---- DATA FOR THIS EXERCISE

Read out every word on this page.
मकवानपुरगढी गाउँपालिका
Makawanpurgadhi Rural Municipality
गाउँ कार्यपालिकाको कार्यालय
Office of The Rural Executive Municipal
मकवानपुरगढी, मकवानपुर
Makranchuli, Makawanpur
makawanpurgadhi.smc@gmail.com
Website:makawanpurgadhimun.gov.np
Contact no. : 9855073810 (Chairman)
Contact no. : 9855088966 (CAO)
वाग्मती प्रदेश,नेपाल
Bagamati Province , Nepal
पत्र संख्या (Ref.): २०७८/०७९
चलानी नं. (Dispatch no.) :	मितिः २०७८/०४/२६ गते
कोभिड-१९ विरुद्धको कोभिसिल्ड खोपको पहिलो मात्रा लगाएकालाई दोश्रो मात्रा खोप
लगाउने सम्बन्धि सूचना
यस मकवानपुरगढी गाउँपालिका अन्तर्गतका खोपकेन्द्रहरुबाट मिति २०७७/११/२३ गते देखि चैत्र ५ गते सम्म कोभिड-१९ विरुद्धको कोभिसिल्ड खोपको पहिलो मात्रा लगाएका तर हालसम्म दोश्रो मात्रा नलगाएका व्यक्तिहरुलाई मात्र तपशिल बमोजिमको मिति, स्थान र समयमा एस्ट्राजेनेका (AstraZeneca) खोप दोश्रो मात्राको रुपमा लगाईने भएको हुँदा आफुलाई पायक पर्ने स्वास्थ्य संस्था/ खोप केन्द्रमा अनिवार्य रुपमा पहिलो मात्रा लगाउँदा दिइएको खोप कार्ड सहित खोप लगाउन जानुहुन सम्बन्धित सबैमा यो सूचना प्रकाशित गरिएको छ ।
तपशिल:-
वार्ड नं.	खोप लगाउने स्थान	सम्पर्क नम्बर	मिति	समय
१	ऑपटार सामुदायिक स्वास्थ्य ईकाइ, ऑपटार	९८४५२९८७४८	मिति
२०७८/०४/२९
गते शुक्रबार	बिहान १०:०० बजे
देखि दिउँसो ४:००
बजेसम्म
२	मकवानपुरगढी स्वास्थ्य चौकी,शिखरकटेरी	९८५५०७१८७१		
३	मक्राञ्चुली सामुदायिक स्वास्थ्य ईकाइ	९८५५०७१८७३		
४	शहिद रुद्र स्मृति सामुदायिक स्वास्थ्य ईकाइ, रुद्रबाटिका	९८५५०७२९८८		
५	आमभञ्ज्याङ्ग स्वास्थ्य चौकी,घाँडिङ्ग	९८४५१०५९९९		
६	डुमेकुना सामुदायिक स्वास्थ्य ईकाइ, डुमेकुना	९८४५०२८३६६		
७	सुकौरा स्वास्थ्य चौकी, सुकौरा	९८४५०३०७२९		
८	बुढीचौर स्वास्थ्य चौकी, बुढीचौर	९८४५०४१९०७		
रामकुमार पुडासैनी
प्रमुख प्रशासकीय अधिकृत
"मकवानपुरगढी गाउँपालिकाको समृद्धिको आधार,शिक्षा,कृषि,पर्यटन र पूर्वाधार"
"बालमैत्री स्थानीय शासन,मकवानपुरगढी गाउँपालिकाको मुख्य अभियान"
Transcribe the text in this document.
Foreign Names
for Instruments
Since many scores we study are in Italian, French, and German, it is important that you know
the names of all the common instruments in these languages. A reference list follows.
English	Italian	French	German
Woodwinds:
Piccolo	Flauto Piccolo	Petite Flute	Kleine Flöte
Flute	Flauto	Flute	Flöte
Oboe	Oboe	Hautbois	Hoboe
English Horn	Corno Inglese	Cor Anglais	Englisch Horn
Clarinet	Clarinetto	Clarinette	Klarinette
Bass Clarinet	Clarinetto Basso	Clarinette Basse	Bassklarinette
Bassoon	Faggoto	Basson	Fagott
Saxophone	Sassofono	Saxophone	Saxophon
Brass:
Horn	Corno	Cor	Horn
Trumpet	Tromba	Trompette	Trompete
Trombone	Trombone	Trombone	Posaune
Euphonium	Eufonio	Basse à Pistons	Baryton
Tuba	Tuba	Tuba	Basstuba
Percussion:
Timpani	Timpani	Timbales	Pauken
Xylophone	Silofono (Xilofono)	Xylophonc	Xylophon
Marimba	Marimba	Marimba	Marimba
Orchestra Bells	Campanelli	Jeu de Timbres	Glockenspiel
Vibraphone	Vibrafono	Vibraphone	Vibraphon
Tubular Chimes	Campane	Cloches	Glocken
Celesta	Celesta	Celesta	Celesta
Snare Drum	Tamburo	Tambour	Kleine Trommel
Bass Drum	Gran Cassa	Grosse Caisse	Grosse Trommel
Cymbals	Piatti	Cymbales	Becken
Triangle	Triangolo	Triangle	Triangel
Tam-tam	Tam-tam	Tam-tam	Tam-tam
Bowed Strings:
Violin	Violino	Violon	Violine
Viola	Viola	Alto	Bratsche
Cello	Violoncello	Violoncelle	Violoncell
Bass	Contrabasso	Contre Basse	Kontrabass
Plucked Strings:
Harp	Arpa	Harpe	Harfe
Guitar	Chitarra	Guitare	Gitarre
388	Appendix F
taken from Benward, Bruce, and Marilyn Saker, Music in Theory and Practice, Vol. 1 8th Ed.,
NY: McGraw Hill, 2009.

--------

> _WRITTEN REQUEST_
Search the data above for lines holding "Corno" and copy each of them.

> _OUTPUT FOR THIS TASK_
English Horn	Corno Inglese	Cor Anglais	Englisch Horn
Horn	Corno	Cor	Horn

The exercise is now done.